§ **ESTRATTO**
====================

#DCsLegendsofTomorrow / 02×03 Shogun & 02×04 Abominations

Daniele D'urso

Dopo gli impegni targati Lucca Comics & Games 2016 torniamo finalmente con le recensioni della serie più a spasso nel tempo del nostro inverno. Ovviamente stiamo parlando di Dc’s Legend of Tomorrow in questo nuova veste di articolo doppio, analizzeremo insieme gli episodi 02×03 Shogun e 02×04 Abominations andati in onda sul canale americano CW nelle scorse due settimane.

La digressione dalla storia principale è talmente netta che le leggende questa volta sono alle prese con due epoche storiche totalmente diverse e con le loro rispettive problematiche. La serie prende le sembianze di un vero viaggio a spasso nel tempo, lascinadosi almeno per ora la trama centrale alle spalle. Si inizia dal Giappone feudale dove troviamo al centro dell’episodio le nuove capacità di Nate ormai entrato a tutti gli effetti nel gruppo e di Amaya membro della JSA in cerca di risposte sulla morte del suo compagno Rex Tyler.

La puntata prende una piega del tutto inaspettata quando lo Shogun acquisice il controllo dell’armatura di Atom lasciando Ray Palmer a combattere i propri demoni interiori e i rimorsi di coscienza, sentendosi al netto inutile alla causa. La maestosità e la nobiltà del Giappone feudale si interseca a dovere con molte delle leggende rendendo l’episodio scorrevole e interessante anche se con un finale abbastanza scontato.

Come giusto che sia in un clima come quello giapponese vengono messe in risalto la nobiltà d’animo e il dovere, vediamo finalmente Sara riuscire nel comando della squadra e Ray, indipendentemente dal possesso della sua armatura, dimostrarsi degno di far parte del team.

Concludendosi l’episodio lascia l’amaro in bocca per una possibile storia sta Maeko, ormai ex promessa sposa dello Shogun e Nate, i quali però non potranno continuare la loro relazione.

Abominations è un episodio più corale ma leggermente forzato negli intenti che si sviluppa in maniera decisamente più rapida del suo predecessore. Sembra quasi un azzardo ben riuscito da parte degli showrunners che attraverso cause futuristiche provocano grossi cambiamenti nella storia della guerra civile americana. Zombie nel Mississipi in pieno 800′. Un gran bell’azzardo.

====================

Righe contenute in un dataset:
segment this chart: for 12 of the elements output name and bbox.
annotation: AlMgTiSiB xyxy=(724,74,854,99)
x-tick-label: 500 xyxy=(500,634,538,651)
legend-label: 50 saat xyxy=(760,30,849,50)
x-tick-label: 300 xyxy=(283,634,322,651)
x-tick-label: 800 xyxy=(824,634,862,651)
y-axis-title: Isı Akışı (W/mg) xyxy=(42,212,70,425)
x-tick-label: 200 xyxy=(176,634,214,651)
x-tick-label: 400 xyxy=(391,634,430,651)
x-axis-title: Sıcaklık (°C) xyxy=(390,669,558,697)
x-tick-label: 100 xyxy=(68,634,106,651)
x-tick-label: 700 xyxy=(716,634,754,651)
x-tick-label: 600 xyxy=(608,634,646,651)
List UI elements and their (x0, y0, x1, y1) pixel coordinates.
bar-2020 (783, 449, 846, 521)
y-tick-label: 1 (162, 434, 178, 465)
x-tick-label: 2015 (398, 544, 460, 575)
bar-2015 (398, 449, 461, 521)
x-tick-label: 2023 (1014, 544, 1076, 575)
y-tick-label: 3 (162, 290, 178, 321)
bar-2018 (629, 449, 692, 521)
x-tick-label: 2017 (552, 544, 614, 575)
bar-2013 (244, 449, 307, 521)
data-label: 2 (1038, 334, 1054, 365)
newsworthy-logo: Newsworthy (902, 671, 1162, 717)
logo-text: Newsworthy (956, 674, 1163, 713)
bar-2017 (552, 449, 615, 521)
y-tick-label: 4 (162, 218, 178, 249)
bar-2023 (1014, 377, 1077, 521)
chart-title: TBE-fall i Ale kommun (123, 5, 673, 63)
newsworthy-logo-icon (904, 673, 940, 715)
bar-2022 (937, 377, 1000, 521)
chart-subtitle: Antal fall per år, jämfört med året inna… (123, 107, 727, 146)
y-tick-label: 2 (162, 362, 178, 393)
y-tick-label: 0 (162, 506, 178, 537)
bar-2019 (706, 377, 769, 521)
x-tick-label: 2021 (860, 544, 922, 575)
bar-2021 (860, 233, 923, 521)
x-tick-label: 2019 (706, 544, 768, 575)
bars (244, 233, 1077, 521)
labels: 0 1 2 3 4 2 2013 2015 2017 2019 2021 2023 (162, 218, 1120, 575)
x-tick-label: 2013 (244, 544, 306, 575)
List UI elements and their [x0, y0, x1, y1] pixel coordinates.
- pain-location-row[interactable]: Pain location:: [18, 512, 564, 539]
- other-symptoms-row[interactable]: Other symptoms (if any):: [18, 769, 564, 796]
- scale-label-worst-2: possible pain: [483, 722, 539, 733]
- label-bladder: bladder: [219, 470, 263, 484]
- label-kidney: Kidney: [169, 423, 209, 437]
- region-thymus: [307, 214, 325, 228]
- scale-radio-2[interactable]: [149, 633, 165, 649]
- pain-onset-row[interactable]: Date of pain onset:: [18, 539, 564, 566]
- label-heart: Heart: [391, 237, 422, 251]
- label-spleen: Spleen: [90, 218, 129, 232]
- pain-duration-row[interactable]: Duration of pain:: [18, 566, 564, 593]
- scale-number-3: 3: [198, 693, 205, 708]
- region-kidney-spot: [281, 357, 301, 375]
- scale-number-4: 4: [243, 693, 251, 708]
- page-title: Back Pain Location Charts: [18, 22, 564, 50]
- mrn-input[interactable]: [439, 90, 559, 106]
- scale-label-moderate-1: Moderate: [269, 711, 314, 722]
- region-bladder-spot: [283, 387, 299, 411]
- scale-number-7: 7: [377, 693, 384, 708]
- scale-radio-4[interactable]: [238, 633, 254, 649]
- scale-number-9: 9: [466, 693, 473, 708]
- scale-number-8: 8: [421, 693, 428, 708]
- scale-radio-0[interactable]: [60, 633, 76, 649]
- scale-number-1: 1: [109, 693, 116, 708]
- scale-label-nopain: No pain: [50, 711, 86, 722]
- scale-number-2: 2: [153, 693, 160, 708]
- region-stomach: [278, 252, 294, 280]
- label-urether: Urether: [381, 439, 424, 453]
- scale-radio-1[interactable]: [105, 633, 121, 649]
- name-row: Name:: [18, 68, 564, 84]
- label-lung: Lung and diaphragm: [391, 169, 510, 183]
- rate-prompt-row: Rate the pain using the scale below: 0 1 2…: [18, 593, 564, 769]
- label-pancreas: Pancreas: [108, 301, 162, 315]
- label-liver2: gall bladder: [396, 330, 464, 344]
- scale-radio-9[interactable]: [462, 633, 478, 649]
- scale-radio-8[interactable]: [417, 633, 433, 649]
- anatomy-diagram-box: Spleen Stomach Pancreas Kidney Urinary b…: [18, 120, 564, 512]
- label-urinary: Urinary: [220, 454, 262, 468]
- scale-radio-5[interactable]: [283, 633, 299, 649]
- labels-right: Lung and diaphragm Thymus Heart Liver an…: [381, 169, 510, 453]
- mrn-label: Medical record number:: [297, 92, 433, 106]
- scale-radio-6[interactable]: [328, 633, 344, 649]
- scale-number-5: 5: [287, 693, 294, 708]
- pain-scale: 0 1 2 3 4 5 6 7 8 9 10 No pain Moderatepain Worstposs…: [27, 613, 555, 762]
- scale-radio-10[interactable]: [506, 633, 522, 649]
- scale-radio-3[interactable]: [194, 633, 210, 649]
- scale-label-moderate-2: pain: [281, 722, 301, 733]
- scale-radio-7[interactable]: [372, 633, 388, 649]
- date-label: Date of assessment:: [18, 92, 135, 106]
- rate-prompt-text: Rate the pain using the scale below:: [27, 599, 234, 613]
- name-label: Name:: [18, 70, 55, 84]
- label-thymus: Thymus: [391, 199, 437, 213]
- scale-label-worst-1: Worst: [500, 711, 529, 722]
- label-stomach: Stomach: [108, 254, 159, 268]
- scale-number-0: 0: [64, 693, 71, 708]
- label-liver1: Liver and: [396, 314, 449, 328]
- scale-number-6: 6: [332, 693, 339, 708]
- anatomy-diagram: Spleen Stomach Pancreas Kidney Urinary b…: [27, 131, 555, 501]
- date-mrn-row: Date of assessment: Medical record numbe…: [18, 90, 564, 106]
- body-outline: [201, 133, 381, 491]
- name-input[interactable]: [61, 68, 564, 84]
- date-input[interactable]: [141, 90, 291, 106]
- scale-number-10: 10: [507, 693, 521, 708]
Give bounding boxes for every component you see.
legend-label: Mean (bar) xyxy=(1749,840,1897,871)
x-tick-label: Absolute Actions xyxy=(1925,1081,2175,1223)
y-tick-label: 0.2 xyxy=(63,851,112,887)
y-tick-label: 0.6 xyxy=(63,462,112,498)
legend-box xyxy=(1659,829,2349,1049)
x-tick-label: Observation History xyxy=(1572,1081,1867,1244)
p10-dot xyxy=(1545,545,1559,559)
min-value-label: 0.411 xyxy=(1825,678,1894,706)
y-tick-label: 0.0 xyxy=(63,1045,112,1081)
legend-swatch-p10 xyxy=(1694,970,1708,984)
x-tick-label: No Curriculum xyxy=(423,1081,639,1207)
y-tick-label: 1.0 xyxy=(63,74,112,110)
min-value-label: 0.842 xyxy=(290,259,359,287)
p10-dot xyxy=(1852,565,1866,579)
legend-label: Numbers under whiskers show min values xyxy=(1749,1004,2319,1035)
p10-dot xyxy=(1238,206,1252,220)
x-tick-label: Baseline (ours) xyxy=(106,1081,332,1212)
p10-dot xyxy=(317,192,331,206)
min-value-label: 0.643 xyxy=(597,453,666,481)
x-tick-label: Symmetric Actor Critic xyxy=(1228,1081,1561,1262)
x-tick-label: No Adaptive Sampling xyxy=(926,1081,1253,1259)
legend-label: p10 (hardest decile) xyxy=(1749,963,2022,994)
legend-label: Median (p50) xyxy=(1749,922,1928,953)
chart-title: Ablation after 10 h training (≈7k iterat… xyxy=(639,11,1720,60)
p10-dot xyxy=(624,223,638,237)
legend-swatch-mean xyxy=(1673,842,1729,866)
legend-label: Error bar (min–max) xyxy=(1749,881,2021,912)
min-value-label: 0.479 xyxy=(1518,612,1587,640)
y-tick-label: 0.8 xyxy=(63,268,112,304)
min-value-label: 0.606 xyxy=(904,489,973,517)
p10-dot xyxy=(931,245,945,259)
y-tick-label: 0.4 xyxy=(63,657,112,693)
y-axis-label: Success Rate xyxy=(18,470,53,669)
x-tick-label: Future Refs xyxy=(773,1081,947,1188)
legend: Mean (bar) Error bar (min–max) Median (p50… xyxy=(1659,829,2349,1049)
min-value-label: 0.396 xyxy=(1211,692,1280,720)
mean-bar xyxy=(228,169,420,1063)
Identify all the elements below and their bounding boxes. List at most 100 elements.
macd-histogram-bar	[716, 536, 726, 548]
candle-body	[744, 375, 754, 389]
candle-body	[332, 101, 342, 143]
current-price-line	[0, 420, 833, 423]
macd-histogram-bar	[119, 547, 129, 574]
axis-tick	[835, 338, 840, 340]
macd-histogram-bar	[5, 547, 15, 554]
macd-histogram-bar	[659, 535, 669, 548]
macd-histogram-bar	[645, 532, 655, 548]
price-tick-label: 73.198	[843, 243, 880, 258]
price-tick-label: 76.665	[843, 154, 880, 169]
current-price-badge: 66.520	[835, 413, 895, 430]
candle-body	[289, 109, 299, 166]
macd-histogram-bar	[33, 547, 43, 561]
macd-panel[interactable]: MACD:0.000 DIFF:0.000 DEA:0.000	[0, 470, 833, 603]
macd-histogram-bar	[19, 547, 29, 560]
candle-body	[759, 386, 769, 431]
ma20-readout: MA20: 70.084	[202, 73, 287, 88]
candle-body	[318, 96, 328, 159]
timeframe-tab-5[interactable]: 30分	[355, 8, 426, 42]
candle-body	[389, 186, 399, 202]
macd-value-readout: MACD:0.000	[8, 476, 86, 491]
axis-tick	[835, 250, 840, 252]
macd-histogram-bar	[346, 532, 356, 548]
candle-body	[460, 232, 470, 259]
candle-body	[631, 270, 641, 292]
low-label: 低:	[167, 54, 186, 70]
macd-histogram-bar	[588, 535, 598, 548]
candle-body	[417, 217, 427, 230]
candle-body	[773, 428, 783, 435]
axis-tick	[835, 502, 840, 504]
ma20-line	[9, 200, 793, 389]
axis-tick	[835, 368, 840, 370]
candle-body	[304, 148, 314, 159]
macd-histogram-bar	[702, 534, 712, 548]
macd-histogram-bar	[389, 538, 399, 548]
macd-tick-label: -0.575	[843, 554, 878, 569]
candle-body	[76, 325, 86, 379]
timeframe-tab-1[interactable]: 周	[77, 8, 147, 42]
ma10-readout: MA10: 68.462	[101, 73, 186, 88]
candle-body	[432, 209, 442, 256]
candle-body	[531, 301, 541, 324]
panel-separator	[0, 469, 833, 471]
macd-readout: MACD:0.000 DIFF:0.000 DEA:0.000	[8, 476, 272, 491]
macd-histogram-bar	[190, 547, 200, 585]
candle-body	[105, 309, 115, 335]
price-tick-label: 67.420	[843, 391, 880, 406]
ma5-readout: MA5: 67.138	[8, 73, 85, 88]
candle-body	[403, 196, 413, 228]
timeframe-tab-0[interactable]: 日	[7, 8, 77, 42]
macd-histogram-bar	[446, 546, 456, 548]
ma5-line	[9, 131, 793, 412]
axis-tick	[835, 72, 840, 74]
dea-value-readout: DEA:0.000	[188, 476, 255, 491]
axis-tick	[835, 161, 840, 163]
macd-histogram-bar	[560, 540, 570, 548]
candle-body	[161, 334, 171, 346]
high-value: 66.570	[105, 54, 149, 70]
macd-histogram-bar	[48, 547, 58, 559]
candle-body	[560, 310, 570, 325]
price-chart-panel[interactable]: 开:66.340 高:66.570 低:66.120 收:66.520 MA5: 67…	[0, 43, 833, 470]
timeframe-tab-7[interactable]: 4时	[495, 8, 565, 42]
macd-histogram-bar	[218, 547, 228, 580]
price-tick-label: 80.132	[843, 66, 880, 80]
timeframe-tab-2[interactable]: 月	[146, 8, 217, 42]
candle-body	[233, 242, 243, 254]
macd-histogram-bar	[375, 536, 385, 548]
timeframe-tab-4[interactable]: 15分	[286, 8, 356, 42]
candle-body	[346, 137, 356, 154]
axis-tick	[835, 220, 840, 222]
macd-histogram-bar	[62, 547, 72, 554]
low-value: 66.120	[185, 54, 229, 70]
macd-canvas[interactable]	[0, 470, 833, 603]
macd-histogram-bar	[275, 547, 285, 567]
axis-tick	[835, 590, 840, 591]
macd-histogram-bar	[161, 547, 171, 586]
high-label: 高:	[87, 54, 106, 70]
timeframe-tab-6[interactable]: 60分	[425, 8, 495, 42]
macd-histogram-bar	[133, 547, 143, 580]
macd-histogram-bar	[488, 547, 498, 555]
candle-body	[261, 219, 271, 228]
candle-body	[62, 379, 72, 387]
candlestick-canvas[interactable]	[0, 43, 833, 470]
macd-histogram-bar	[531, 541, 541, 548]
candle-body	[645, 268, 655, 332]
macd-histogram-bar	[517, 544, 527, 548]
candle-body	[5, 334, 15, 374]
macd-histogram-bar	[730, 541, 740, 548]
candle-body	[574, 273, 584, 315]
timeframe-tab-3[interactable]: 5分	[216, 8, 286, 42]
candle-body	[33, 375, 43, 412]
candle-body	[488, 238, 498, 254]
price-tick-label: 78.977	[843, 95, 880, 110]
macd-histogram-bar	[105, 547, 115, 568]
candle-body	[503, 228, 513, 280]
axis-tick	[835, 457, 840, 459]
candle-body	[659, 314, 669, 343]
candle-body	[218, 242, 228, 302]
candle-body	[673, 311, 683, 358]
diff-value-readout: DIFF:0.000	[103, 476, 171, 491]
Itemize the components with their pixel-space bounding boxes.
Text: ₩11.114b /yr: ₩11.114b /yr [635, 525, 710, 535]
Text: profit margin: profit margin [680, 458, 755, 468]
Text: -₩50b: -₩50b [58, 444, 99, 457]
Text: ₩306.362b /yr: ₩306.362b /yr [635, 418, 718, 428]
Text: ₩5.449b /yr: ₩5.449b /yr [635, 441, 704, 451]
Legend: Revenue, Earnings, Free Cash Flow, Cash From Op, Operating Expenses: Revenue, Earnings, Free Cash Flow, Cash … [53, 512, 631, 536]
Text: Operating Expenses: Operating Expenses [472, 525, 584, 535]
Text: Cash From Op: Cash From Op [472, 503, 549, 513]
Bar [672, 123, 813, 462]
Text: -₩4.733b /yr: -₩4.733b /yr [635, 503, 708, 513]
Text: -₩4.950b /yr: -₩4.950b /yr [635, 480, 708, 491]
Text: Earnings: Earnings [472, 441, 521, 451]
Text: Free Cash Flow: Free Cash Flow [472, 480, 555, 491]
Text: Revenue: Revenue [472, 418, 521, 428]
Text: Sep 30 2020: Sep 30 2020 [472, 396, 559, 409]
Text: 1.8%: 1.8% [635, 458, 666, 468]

====================

§ **CONSEGNA**
Puoi proseguire la recensione degli episodi di Legends of Tomorrow a partire dalla frase successiva all'ultima riportata? Le righe provengono da una fonte diversa dalla recensione.

§ **RISPOSTA**
Il gruppo si scinde per ovviare a diverse problematiche, Martin e Ray devono badare a Mick compromesso dall’infezione, mentre Jefferson e Amalya cercano di rimediare i piani per fronteggiare gli schiavisti, Nate e Sara con l’aiuto del generale Grant invece dovranno fermare un’orda di zombie.

Frizzante e veloce lo scorrere della puntata non pesa sullo spettatore che viene catapultato agli albori della nazione americana di metà ottocento, a farne da padrone sono tematiche come il razzismo e la considerazione umana, e non poteva essere altrimenti vista l’epoca storica in cui l’episodio viene ambientato. Anche in modo pronunciato tali tematiche vengono messe ben in evidenza riuscendo a dare allo show picchi di serietà assolutamente mai toccati prima.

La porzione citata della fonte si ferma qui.